═════ The input
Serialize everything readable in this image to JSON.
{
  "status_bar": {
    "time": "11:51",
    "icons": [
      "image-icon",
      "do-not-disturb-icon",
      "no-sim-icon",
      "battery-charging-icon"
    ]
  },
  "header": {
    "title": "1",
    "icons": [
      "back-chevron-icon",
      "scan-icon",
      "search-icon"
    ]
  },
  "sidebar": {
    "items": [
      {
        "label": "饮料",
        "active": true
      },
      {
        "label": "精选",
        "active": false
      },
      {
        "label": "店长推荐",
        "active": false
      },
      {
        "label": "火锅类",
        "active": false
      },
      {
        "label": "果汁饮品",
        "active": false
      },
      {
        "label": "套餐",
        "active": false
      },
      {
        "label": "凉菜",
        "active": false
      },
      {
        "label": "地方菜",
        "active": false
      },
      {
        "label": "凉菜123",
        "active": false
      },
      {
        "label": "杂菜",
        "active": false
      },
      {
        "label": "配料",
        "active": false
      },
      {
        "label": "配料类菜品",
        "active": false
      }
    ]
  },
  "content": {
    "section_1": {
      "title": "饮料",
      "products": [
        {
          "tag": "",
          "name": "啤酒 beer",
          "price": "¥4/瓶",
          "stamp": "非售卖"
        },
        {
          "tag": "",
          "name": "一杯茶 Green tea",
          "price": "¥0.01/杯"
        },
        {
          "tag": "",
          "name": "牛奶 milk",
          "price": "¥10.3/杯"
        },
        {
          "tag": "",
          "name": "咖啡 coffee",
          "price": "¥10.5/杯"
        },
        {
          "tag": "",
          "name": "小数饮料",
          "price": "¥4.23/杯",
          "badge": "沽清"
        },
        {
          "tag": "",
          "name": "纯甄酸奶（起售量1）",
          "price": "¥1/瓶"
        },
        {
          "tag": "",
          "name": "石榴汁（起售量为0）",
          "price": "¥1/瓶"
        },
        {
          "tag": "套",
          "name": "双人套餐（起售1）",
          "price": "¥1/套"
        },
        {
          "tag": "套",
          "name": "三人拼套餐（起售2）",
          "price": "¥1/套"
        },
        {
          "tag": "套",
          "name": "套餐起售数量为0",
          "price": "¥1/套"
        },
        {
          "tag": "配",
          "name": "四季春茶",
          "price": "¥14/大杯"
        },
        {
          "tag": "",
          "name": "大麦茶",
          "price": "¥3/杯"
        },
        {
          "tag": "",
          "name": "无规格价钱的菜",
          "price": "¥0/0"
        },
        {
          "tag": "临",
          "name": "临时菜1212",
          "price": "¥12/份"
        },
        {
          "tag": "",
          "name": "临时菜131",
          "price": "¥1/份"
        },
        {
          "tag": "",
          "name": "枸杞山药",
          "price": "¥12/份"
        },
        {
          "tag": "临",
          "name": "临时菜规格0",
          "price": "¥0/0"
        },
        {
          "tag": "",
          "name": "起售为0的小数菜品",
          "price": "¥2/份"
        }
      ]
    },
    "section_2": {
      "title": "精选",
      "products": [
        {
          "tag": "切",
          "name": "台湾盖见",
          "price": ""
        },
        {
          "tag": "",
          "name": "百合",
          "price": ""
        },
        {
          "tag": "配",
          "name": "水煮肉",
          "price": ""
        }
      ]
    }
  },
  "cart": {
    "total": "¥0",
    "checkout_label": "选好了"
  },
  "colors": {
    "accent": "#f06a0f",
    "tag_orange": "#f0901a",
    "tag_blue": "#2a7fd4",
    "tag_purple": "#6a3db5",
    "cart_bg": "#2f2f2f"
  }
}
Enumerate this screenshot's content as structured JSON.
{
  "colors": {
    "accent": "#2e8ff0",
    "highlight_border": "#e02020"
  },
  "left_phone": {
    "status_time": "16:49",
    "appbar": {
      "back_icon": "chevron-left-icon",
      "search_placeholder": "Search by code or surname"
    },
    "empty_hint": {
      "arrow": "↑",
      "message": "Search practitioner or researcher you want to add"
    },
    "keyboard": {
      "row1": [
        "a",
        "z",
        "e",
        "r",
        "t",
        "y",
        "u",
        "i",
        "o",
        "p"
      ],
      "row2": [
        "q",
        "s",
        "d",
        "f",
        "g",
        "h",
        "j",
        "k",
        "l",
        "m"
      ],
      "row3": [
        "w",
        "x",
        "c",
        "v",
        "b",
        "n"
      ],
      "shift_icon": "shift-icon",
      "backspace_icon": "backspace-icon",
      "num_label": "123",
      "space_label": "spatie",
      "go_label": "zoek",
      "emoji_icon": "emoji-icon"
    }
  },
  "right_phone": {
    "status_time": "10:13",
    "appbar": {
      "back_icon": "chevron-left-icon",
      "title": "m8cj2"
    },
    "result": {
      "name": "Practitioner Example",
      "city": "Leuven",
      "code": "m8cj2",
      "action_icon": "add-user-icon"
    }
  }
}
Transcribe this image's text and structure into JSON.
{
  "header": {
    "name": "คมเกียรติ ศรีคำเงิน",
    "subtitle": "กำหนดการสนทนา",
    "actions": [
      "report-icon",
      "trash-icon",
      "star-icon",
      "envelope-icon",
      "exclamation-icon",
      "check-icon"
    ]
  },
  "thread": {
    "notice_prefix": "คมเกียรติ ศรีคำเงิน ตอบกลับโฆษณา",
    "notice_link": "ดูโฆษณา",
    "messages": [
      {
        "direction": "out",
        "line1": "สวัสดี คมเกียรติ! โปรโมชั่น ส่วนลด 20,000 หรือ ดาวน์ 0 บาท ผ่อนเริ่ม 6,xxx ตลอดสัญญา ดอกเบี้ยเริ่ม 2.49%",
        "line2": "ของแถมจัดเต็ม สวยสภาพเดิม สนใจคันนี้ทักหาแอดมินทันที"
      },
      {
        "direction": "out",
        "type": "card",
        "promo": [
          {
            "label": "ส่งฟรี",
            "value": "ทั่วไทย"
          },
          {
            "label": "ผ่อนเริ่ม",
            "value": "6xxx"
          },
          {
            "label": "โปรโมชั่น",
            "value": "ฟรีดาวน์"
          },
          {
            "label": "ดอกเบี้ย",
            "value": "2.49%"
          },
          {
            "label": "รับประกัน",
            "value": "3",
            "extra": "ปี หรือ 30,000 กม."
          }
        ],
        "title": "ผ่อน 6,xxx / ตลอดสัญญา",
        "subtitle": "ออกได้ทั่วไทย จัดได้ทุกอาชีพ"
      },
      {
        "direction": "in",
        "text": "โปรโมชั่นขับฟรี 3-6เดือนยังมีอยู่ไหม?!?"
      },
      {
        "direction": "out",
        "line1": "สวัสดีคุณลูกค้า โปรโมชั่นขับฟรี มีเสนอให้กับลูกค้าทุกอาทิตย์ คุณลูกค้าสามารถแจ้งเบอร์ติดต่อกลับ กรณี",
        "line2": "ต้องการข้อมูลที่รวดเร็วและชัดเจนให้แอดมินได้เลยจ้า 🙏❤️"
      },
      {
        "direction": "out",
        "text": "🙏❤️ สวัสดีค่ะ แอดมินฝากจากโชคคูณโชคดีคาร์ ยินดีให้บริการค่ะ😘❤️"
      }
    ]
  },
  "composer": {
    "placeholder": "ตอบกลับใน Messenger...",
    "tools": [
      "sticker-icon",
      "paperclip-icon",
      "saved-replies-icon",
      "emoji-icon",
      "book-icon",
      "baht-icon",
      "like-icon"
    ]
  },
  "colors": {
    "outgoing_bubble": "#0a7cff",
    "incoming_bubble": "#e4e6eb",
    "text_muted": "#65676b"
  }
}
══════════
**Set exercise**
Copy every line of the listing that contains the word "คำเง".

**Written response**
    "name": "คมเกียรติ ศรีคำเงิน",
    "notice_prefix": "คมเกียรติ ศรีคำเงิน ตอบกลับโฆษณา",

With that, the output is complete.